--- Set problem ---
Repeat the entire listing exactly as written.

─── Material for this task

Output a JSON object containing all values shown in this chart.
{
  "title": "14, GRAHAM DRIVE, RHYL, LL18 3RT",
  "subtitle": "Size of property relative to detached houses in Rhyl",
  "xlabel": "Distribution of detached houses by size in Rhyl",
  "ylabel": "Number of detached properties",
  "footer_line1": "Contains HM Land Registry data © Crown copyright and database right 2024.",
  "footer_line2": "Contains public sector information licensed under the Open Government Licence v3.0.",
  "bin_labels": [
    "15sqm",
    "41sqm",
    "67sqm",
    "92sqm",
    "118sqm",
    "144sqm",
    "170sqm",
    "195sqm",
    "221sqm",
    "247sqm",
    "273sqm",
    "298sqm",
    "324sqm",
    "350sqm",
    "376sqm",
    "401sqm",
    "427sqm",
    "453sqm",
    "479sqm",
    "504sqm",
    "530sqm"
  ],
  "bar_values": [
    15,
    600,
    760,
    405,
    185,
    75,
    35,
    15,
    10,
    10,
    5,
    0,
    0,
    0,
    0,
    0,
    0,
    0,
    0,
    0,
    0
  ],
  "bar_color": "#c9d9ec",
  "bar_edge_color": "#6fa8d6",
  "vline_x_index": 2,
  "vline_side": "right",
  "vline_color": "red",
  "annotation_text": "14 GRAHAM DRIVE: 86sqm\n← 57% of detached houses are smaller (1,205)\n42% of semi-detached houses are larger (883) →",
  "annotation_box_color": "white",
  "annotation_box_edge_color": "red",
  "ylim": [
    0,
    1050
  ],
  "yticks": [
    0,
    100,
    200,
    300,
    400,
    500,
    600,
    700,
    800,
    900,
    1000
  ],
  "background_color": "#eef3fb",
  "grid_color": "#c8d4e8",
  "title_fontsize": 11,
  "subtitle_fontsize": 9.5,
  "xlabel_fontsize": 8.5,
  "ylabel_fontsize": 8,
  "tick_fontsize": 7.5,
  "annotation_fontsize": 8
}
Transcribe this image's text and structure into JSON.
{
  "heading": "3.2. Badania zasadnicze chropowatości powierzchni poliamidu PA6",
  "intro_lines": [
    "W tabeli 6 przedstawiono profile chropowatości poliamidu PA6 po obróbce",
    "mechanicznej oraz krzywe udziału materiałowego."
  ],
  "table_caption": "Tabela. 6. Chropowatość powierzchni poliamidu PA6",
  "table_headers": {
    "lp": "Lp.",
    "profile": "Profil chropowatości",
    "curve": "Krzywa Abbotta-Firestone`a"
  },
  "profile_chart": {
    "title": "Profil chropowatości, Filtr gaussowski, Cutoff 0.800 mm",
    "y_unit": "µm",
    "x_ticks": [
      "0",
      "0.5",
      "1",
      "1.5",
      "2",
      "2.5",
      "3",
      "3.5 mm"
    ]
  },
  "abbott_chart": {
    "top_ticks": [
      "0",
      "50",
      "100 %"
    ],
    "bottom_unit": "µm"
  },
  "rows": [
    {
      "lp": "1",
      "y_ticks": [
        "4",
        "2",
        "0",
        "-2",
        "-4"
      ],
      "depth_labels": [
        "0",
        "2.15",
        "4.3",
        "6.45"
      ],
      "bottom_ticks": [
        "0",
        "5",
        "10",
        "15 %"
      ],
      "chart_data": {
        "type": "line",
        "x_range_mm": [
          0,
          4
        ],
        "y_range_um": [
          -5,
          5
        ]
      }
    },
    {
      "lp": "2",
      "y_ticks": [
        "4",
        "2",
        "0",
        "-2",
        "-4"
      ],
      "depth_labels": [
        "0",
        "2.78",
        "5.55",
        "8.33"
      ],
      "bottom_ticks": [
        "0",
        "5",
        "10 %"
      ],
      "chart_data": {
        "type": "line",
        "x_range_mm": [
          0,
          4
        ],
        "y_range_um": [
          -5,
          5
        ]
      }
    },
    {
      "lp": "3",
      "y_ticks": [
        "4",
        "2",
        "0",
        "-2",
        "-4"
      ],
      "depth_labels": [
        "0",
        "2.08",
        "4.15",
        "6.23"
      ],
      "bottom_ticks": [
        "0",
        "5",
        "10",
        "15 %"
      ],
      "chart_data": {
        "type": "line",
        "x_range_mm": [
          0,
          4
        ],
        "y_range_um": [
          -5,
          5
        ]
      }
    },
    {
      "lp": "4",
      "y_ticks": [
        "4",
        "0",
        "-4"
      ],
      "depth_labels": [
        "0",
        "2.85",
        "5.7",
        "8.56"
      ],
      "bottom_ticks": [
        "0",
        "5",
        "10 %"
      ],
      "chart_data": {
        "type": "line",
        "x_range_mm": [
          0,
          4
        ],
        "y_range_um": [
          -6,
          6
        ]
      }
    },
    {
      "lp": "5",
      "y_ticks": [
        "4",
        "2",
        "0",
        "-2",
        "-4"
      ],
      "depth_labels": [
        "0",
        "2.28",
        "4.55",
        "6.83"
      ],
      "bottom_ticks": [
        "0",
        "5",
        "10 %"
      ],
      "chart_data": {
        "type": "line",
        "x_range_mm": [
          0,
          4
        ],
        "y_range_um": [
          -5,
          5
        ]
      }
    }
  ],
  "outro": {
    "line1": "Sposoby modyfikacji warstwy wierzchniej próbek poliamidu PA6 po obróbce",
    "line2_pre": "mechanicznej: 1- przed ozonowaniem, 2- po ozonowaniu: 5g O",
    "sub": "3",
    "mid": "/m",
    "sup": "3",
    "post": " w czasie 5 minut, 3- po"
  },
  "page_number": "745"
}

──────

--- Reply ---
Output a JSON object containing all values shown in this chart.
{
  "title": "14, GRAHAM DRIVE, RHYL, LL18 3RT",
  "subtitle": "Size of property relative to detached houses in Rhyl",
  "xlabel": "Distribution of detached houses by size in Rhyl",
  "ylabel": "Number of detached properties",
  "footer_line1": "Contains HM Land Registry data © Crown copyright and database right 2024.",
  "footer_line2": "Contains public sector information licensed under the Open Government Licence v3.0.",
  "bin_labels": [
    "15sqm",
    "41sqm",
    "67sqm",
    "92sqm",
    "118sqm",
    "144sqm",
    "170sqm",
    "195sqm",
    "221sqm",
    "247sqm",
    "273sqm",
    "298sqm",
    "324sqm",
    "350sqm",
    "376sqm",
    "401sqm",
    "427sqm",
    "453sqm",
    "479sqm",
    "504sqm",
    "530sqm"
  ],
  "bar_values": [
    15,
    600,
    760,
    405,
    185,
    75,
    35,
    15,
    10,
    10,
    5,
    0,
    0,
    0,
    0,
    0,
    0,
    0,
    0,
    0,
    0
  ],
  "bar_color": "#c9d9ec",
  "bar_edge_color": "#6fa8d6",
  "vline_x_index": 2,
  "vline_side": "right",
  "vline_color": "red",
  "annotation_text": "14 GRAHAM DRIVE: 86sqm\n← 57% of detached houses are smaller (1,205)\n42% of semi-detached houses are larger (883) →",
  "annotation_box_color": "white",
  "annotation_box_edge_color": "red",
  "ylim": [
    0,
    1050
  ],
  "yticks": [
    0,
    100,
    200,
    300,
    400,
    500,
    600,
    700,
    800,
    900,
    1000
  ],
  "background_color": "#eef3fb",
  "grid_color": "#c8d4e8",
  "title_fontsize": 11,
  "subtitle_fontsize": 9.5,
  "xlabel_fontsize": 8.5,
  "ylabel_fontsize": 8,
  "tick_fontsize": 7.5,
  "annotation_fontsize": 8
}
Transcribe this image's text and structure into JSON.
{
  "heading": "3.2. Badania zasadnicze chropowatości powierzchni poliamidu PA6",
  "intro_lines": [
    "W tabeli 6 przedstawiono profile chropowatości poliamidu PA6 po obróbce",
    "mechanicznej oraz krzywe udziału materiałowego."
  ],
  "table_caption": "Tabela. 6. Chropowatość powierzchni poliamidu PA6",
  "table_headers": {
    "lp": "Lp.",
    "profile": "Profil chropowatości",
    "curve": "Krzywa Abbotta-Firestone`a"
  },
  "profile_chart": {
    "title": "Profil chropowatości, Filtr gaussowski, Cutoff 0.800 mm",
    "y_unit": "µm",
    "x_ticks": [
      "0",
      "0.5",
      "1",
      "1.5",
      "2",
      "2.5",
      "3",
      "3.5 mm"
    ]
  },
  "abbott_chart": {
    "top_ticks": [
      "0",
      "50",
      "100 %"
    ],
    "bottom_unit": "µm"
  },
  "rows": [
    {
      "lp": "1",
      "y_ticks": [
        "4",
        "2",
        "0",
        "-2",
        "-4"
      ],
      "depth_labels": [
        "0",
        "2.15",
        "4.3",
        "6.45"
      ],
      "bottom_ticks": [
        "0",
        "5",
        "10",
        "15 %"
      ],
      "chart_data": {
        "type": "line",
        "x_range_mm": [
          0,
          4
        ],
        "y_range_um": [
          -5,
          5
        ]
      }
    },
    {
      "lp": "2",
      "y_ticks": [
        "4",
        "2",
        "0",
        "-2",
        "-4"
      ],
      "depth_labels": [
        "0",
        "2.78",
        "5.55",
        "8.33"
      ],
      "bottom_ticks": [
        "0",
        "5",
        "10 %"
      ],
      "chart_data": {
        "type": "line",
        "x_range_mm": [
          0,
          4
        ],
        "y_range_um": [
          -5,
          5
        ]
      }
    },
    {
      "lp": "3",
      "y_ticks": [
        "4",
        "2",
        "0",
        "-2",
        "-4"
      ],
      "depth_labels": [
        "0",
        "2.08",
        "4.15",
        "6.23"
      ],
      "bottom_ticks": [
        "0",
        "5",
        "10",
        "15 %"
      ],
      "chart_data": {
        "type": "line",
        "x_range_mm": [
          0,
          4
        ],
        "y_range_um": [
          -5,
          5
        ]
      }
    },
    {
      "lp": "4",
      "y_ticks": [
        "4",
        "0",
        "-4"
      ],
      "depth_labels": [
        "0",
        "2.85",
        "5.7",
        "8.56"
      ],
      "bottom_ticks": [
        "0",
        "5",
        "10 %"
      ],
      "chart_data": {
        "type": "line",
        "x_range_mm": [
          0,
          4
        ],
        "y_range_um": [
          -6,
          6
        ]
      }
    },
    {
      "lp": "5",
      "y_ticks": [
        "4",
        "2",
        "0",
        "-2",
        "-4"
      ],
      "depth_labels": [
        "0",
        "2.28",
        "4.55",
        "6.83"
      ],
      "bottom_ticks": [
        "0",
        "5",
        "10 %"
      ],
      "chart_data": {
        "type": "line",
        "x_range_mm": [
          0,
          4
        ],
        "y_range_um": [
          -5,
          5
        ]
      }
    }
  ],
  "outro": {
    "line1": "Sposoby modyfikacji warstwy wierzchniej próbek poliamidu PA6 po obróbce",
    "line2_pre": "mechanicznej: 1- przed ozonowaniem, 2- po ozonowaniu: 5g O",
    "sub": "3",
    "mid": "/m",
    "sup": "3",
    "post": " w czasie 5 minut, 3- po"
  },
  "page_number": "745"
}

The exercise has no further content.